Source records:
★ ★ ★ ★ ★
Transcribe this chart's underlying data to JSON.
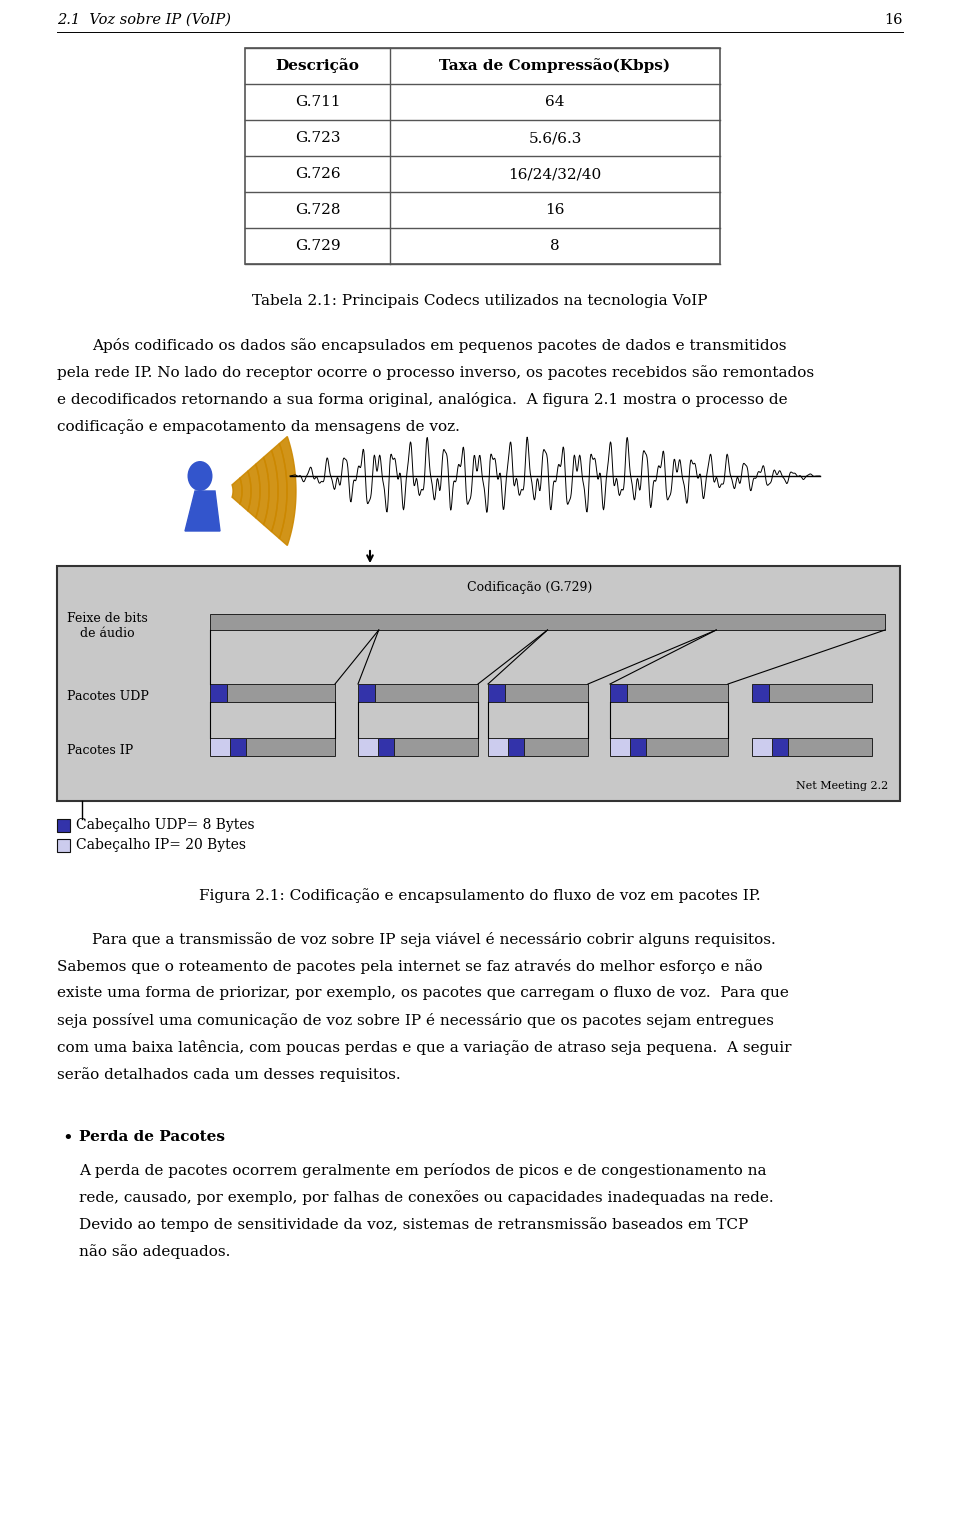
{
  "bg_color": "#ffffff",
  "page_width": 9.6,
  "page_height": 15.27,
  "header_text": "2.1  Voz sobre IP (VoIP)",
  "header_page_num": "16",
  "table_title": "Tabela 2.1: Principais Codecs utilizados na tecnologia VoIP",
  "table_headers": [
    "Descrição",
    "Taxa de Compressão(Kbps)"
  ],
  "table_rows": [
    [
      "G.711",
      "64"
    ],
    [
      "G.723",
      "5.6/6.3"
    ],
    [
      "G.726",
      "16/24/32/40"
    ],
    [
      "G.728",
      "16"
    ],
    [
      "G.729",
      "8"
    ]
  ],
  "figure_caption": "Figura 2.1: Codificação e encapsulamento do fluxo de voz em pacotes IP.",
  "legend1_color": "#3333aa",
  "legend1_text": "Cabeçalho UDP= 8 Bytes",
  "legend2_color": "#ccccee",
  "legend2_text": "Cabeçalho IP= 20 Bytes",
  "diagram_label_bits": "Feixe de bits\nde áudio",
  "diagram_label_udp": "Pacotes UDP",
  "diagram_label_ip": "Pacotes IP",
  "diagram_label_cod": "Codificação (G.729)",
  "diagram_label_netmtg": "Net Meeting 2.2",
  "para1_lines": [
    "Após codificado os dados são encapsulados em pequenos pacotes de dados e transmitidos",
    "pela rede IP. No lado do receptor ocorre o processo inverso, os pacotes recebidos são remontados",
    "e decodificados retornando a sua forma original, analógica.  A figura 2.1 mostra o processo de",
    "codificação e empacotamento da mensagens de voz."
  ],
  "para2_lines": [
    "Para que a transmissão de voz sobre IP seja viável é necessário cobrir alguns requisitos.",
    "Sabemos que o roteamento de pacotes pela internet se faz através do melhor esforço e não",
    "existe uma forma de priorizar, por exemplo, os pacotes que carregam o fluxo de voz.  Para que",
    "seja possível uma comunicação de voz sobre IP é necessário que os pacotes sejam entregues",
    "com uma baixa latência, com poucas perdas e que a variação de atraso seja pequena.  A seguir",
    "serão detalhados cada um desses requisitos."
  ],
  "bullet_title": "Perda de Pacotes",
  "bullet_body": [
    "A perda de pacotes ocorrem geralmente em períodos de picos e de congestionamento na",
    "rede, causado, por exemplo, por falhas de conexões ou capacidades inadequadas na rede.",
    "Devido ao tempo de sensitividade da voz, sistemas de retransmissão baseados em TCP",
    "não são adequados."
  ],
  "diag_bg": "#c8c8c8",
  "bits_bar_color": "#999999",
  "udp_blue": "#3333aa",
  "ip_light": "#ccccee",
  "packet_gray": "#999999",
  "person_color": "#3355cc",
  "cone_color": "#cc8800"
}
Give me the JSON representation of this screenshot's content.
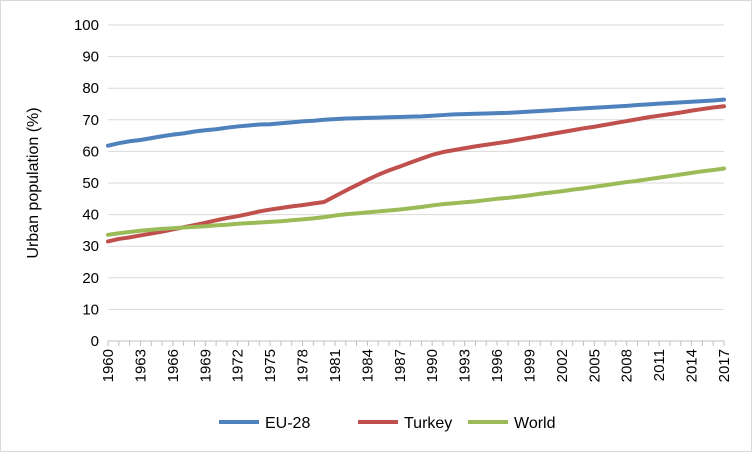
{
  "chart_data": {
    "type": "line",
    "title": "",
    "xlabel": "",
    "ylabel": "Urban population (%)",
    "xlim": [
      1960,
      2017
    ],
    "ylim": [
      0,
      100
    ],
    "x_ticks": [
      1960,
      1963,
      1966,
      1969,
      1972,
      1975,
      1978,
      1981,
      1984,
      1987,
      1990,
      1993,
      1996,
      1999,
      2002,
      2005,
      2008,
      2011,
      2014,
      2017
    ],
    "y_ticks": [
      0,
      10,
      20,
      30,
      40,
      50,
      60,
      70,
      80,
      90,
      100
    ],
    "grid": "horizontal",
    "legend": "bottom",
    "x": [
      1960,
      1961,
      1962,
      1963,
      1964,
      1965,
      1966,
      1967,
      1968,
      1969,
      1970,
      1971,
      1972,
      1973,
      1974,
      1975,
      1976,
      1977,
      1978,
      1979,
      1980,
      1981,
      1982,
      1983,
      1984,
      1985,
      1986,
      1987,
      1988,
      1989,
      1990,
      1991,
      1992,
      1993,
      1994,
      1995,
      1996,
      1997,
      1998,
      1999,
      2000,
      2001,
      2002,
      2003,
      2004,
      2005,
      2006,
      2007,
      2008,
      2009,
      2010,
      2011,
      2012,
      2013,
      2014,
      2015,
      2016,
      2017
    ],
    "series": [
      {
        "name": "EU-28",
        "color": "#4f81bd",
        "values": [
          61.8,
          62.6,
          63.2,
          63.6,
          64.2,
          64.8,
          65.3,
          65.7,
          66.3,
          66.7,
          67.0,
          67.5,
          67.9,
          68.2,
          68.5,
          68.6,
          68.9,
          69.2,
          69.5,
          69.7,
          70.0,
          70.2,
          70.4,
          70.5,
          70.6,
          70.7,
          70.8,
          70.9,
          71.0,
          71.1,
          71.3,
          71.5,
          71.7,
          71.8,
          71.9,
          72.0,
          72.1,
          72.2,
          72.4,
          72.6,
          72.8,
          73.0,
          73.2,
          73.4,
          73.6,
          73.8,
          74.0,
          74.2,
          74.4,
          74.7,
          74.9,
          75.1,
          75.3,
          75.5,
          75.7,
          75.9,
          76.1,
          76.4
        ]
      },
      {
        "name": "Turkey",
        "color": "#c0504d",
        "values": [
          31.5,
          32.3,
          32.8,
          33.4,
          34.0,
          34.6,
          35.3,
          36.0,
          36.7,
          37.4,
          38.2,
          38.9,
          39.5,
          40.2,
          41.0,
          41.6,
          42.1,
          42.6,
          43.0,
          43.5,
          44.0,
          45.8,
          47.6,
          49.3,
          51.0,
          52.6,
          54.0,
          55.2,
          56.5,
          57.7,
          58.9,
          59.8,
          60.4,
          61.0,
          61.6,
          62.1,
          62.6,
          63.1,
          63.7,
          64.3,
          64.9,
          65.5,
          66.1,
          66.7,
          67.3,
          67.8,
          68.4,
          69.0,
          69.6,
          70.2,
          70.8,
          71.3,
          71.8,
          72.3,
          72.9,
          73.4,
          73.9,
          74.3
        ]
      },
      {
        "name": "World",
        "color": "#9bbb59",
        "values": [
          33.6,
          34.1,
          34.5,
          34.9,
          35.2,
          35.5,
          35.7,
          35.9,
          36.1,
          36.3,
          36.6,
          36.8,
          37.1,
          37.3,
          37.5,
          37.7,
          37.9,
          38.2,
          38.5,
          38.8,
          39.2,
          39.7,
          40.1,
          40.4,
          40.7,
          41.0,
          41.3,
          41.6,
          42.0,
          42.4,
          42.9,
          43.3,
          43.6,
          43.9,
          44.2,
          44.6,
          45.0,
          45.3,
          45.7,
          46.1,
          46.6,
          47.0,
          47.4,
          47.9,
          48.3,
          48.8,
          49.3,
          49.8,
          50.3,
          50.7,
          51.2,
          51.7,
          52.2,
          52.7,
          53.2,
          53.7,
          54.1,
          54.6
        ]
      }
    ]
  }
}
★ ★ ★ ★ ★
Set task: Quote everything in the listing above exactly; pictures are the only thing to omit.

Complete output:
Transcribe this chart's underlying data to JSON.
{
  "bg_color": "#ffffff",
  "page_width": 9.6,
  "page_height": 15.27,
  "header_text": "2.1  Voz sobre IP (VoIP)",
  "header_page_num": "16",
  "table_title": "Tabela 2.1: Principais Codecs utilizados na tecnologia VoIP",
  "table_headers": [
    "Descrição",
    "Taxa de Compressão(Kbps)"
  ],
  "table_rows": [
    [
      "G.711",
      "64"
    ],
    [
      "G.723",
      "5.6/6.3"
    ],
    [
      "G.726",
      "16/24/32/40"
    ],
    [
      "G.728",
      "16"
    ],
    [
      "G.729",
      "8"
    ]
  ],
  "figure_caption": "Figura 2.1: Codificação e encapsulamento do fluxo de voz em pacotes IP.",
  "legend1_color": "#3333aa",
  "legend1_text": "Cabeçalho UDP= 8 Bytes",
  "legend2_color": "#ccccee",
  "legend2_text": "Cabeçalho IP= 20 Bytes",
  "diagram_label_bits": "Feixe de bits\nde áudio",
  "diagram_label_udp": "Pacotes UDP",
  "diagram_label_ip": "Pacotes IP",
  "diagram_label_cod": "Codificação (G.729)",
  "diagram_label_netmtg": "Net Meeting 2.2",
  "para1_lines": [
    "Após codificado os dados são encapsulados em pequenos pacotes de dados e transmitidos",
    "pela rede IP. No lado do receptor ocorre o processo inverso, os pacotes recebidos são remontados",
    "e decodificados retornando a sua forma original, analógica.  A figura 2.1 mostra o processo de",
    "codificação e empacotamento da mensagens de voz."
  ],
  "para2_lines": [
    "Para que a transmissão de voz sobre IP seja viável é necessário cobrir alguns requisitos.",
    "Sabemos que o roteamento de pacotes pela internet se faz através do melhor esforço e não",
    "existe uma forma de priorizar, por exemplo, os pacotes que carregam o fluxo de voz.  Para que",
    "seja possível uma comunicação de voz sobre IP é necessário que os pacotes sejam entregues",
    "com uma baixa latência, com poucas perdas e que a variação de atraso seja pequena.  A seguir",
    "serão detalhados cada um desses requisitos."
  ],
  "bullet_title": "Perda de Pacotes",
  "bullet_body": [
    "A perda de pacotes ocorrem geralmente em períodos de picos e de congestionamento na",
    "rede, causado, por exemplo, por falhas de conexões ou capacidades inadequadas na rede.",
    "Devido ao tempo de sensitividade da voz, sistemas de retransmissão baseados em TCP",
    "não são adequados."
  ],
  "diag_bg": "#c8c8c8",
  "bits_bar_color": "#999999",
  "udp_blue": "#3333aa",
  "ip_light": "#ccccee",
  "packet_gray": "#999999",
  "person_color": "#3355cc",
  "cone_color": "#cc8800"
}
Give me the JSON representation of this screenshot's content.
{
  "chart_data": {
    "type": "line",
    "title": "",
    "xlabel": "",
    "ylabel": "Urban population (%)",
    "xlim": [
      1960,
      2017
    ],
    "ylim": [
      0,
      100
    ],
    "x_ticks": [
      1960,
      1963,
      1966,
      1969,
      1972,
      1975,
      1978,
      1981,
      1984,
      1987,
      1990,
      1993,
      1996,
      1999,
      2002,
      2005,
      2008,
      2011,
      2014,
      2017
    ],
    "y_ticks": [
      0,
      10,
      20,
      30,
      40,
      50,
      60,
      70,
      80,
      90,
      100
    ],
    "grid": "horizontal",
    "legend": "bottom",
    "x": [
      1960,
      1961,
      1962,
      1963,
      1964,
      1965,
      1966,
      1967,
      1968,
      1969,
      1970,
      1971,
      1972,
      1973,
      1974,
      1975,
      1976,
      1977,
      1978,
      1979,
      1980,
      1981,
      1982,
      1983,
      1984,
      1985,
      1986,
      1987,
      1988,
      1989,
      1990,
      1991,
      1992,
      1993,
      1994,
      1995,
      1996,
      1997,
      1998,
      1999,
      2000,
      2001,
      2002,
      2003,
      2004,
      2005,
      2006,
      2007,
      2008,
      2009,
      2010,
      2011,
      2012,
      2013,
      2014,
      2015,
      2016,
      2017
    ],
    "series": [
      {
        "name": "EU-28",
        "color": "#4f81bd",
        "values": [
          61.8,
          62.6,
          63.2,
          63.6,
          64.2,
          64.8,
          65.3,
          65.7,
          66.3,
          66.7,
          67.0,
          67.5,
          67.9,
          68.2,
          68.5,
          68.6,
          68.9,
          69.2,
          69.5,
          69.7,
          70.0,
          70.2,
          70.4,
          70.5,
          70.6,
          70.7,
          70.8,
          70.9,
          71.0,
          71.1,
          71.3,
          71.5,
          71.7,
          71.8,
          71.9,
          72.0,
          72.1,
          72.2,
          72.4,
          72.6,
          72.8,
          73.0,
          73.2,
          73.4,
          73.6,
          73.8,
          74.0,
          74.2,
          74.4,
          74.7,
          74.9,
          75.1,
          75.3,
          75.5,
          75.7,
          75.9,
          76.1,
          76.4
        ]
      },
      {
        "name": "Turkey",
        "color": "#c0504d",
        "values": [
          31.5,
          32.3,
          32.8,
          33.4,
          34.0,
          34.6,
          35.3,
          36.0,
          36.7,
          37.4,
          38.2,
          38.9,
          39.5,
          40.2,
          41.0,
          41.6,
          42.1,
          42.6,
          43.0,
          43.5,
          44.0,
          45.8,
          47.6,
          49.3,
          51.0,
          52.6,
          54.0,
          55.2,
          56.5,
          57.7,
          58.9,
          59.8,
          60.4,
          61.0,
          61.6,
          62.1,
          62.6,
          63.1,
          63.7,
          64.3,
          64.9,
          65.5,
          66.1,
          66.7,
          67.3,
          67.8,
          68.4,
          69.0,
          69.6,
          70.2,
          70.8,
          71.3,
          71.8,
          72.3,
          72.9,
          73.4,
          73.9,
          74.3
        ]
      },
      {
        "name": "World",
        "color": "#9bbb59",
        "values": [
          33.6,
          34.1,
          34.5,
          34.9,
          35.2,
          35.5,
          35.7,
          35.9,
          36.1,
          36.3,
          36.6,
          36.8,
          37.1,
          37.3,
          37.5,
          37.7,
          37.9,
          38.2,
          38.5,
          38.8,
          39.2,
          39.7,
          40.1,
          40.4,
          40.7,
          41.0,
          41.3,
          41.6,
          42.0,
          42.4,
          42.9,
          43.3,
          43.6,
          43.9,
          44.2,
          44.6,
          45.0,
          45.3,
          45.7,
          46.1,
          46.6,
          47.0,
          47.4,
          47.9,
          48.3,
          48.8,
          49.3,
          49.8,
          50.3,
          50.7,
          51.2,
          51.7,
          52.2,
          52.7,
          53.2,
          53.7,
          54.1,
          54.6
        ]
      }
    ]
  }
}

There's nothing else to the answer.